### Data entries
────────────────────
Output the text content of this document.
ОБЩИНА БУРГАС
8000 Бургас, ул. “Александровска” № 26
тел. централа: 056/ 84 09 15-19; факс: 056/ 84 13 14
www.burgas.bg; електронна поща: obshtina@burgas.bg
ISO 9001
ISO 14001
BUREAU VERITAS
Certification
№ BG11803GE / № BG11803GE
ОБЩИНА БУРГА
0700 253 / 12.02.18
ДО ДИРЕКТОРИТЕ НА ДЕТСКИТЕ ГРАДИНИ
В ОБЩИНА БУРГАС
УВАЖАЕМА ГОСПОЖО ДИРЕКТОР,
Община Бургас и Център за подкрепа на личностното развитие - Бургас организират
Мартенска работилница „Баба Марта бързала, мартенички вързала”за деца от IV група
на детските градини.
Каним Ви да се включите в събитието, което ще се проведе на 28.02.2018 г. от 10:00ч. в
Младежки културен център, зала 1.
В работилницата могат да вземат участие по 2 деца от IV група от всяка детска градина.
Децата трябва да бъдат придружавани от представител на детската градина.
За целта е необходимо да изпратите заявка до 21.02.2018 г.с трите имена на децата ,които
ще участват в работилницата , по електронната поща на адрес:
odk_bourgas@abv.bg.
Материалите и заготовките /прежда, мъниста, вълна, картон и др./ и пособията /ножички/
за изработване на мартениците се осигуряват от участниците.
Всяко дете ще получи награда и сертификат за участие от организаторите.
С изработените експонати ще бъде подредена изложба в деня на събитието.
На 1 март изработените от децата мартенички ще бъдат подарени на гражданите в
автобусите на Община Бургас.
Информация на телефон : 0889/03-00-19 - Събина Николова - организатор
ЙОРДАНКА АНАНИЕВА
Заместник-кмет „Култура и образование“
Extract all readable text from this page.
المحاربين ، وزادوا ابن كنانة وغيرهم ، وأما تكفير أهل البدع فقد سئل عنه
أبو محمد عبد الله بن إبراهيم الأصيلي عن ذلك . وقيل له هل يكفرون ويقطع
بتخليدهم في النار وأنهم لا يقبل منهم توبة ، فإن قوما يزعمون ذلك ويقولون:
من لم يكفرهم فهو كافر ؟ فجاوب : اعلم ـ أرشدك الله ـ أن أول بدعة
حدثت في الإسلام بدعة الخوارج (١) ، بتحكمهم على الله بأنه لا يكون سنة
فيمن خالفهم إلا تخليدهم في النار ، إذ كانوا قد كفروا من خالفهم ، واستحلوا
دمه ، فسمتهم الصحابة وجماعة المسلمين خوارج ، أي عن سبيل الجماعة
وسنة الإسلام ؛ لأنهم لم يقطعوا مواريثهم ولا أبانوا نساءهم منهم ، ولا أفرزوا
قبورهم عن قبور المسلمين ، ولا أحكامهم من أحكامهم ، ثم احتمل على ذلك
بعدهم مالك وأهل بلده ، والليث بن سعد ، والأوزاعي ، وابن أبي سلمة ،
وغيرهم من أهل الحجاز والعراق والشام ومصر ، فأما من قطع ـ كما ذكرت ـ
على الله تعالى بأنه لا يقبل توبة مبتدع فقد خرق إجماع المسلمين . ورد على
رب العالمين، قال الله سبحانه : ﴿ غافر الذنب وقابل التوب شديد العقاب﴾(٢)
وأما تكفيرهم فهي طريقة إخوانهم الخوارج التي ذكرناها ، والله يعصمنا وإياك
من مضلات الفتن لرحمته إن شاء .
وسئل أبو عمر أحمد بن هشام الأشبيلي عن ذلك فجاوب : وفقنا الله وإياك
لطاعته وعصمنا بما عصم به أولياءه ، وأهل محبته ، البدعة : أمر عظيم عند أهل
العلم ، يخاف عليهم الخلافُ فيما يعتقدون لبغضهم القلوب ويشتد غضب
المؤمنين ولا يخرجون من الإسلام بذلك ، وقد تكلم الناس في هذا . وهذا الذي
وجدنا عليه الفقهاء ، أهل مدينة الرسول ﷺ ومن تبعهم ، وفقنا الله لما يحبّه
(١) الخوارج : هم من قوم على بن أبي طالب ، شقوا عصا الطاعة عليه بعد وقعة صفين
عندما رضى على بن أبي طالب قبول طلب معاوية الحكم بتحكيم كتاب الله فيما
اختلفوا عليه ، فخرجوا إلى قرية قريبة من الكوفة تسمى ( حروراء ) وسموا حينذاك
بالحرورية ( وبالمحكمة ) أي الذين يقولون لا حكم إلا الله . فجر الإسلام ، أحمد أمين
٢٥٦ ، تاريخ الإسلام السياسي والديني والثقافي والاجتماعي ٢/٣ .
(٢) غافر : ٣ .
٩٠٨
────────────────────
Every entry must be quoted exactly as it appears above.

Output the text content of this document.
ОБЩИНА БУРГАС
8000 Бургас, ул. “Александровска” № 26
тел. централа: 056/ 84 09 15-19; факс: 056/ 84 13 14
www.burgas.bg; електронна поща: obshtina@burgas.bg
ISO 9001
ISO 14001
BUREAU VERITAS
Certification
№ BG11803GE / № BG11803GE
ОБЩИНА БУРГА
0700 253 / 12.02.18
ДО ДИРЕКТОРИТЕ НА ДЕТСКИТЕ ГРАДИНИ
В ОБЩИНА БУРГАС
УВАЖАЕМА ГОСПОЖО ДИРЕКТОР,
Община Бургас и Център за подкрепа на личностното развитие - Бургас организират
Мартенска работилница „Баба Марта бързала, мартенички вързала”за деца от IV група
на детските градини.
Каним Ви да се включите в събитието, което ще се проведе на 28.02.2018 г. от 10:00ч. в
Младежки културен център, зала 1.
В работилницата могат да вземат участие по 2 деца от IV група от всяка детска градина.
Децата трябва да бъдат придружавани от представител на детската градина.
За целта е необходимо да изпратите заявка до 21.02.2018 г.с трите имена на децата ,които
ще участват в работилницата , по електронната поща на адрес:
odk_bourgas@abv.bg.
Материалите и заготовките /прежда, мъниста, вълна, картон и др./ и пособията /ножички/
за изработване на мартениците се осигуряват от участниците.
Всяко дете ще получи награда и сертификат за участие от организаторите.
С изработените експонати ще бъде подредена изложба в деня на събитието.
На 1 март изработените от децата мартенички ще бъдат подарени на гражданите в
автобусите на Община Бургас.
Информация на телефон : 0889/03-00-19 - Събина Николова - организатор
ЙОРДАНКА АНАНИЕВА
Заместник-кмет „Култура и образование“
Extract all readable text from this page.
المحاربين ، وزادوا ابن كنانة وغيرهم ، وأما تكفير أهل البدع فقد سئل عنه
أبو محمد عبد الله بن إبراهيم الأصيلي عن ذلك . وقيل له هل يكفرون ويقطع
بتخليدهم في النار وأنهم لا يقبل منهم توبة ، فإن قوما يزعمون ذلك ويقولون:
من لم يكفرهم فهو كافر ؟ فجاوب : اعلم ـ أرشدك الله ـ أن أول بدعة
حدثت في الإسلام بدعة الخوارج (١) ، بتحكمهم على الله بأنه لا يكون سنة
فيمن خالفهم إلا تخليدهم في النار ، إذ كانوا قد كفروا من خالفهم ، واستحلوا
دمه ، فسمتهم الصحابة وجماعة المسلمين خوارج ، أي عن سبيل الجماعة
وسنة الإسلام ؛ لأنهم لم يقطعوا مواريثهم ولا أبانوا نساءهم منهم ، ولا أفرزوا
قبورهم عن قبور المسلمين ، ولا أحكامهم من أحكامهم ، ثم احتمل على ذلك
بعدهم مالك وأهل بلده ، والليث بن سعد ، والأوزاعي ، وابن أبي سلمة ،
وغيرهم من أهل الحجاز والعراق والشام ومصر ، فأما من قطع ـ كما ذكرت ـ
على الله تعالى بأنه لا يقبل توبة مبتدع فقد خرق إجماع المسلمين . ورد على
رب العالمين، قال الله سبحانه : ﴿ غافر الذنب وقابل التوب شديد العقاب﴾(٢)
وأما تكفيرهم فهي طريقة إخوانهم الخوارج التي ذكرناها ، والله يعصمنا وإياك
من مضلات الفتن لرحمته إن شاء .
وسئل أبو عمر أحمد بن هشام الأشبيلي عن ذلك فجاوب : وفقنا الله وإياك
لطاعته وعصمنا بما عصم به أولياءه ، وأهل محبته ، البدعة : أمر عظيم عند أهل
العلم ، يخاف عليهم الخلافُ فيما يعتقدون لبغضهم القلوب ويشتد غضب
المؤمنين ولا يخرجون من الإسلام بذلك ، وقد تكلم الناس في هذا . وهذا الذي
وجدنا عليه الفقهاء ، أهل مدينة الرسول ﷺ ومن تبعهم ، وفقنا الله لما يحبّه
(١) الخوارج : هم من قوم على بن أبي طالب ، شقوا عصا الطاعة عليه بعد وقعة صفين
عندما رضى على بن أبي طالب قبول طلب معاوية الحكم بتحكيم كتاب الله فيما
اختلفوا عليه ، فخرجوا إلى قرية قريبة من الكوفة تسمى ( حروراء ) وسموا حينذاك
بالحرورية ( وبالمحكمة ) أي الذين يقولون لا حكم إلا الله . فجر الإسلام ، أحمد أمين
٢٥٦ ، تاريخ الإسلام السياسي والديني والثقافي والاجتماعي ٢/٣ .
(٢) غافر : ٣ .
٩٠٨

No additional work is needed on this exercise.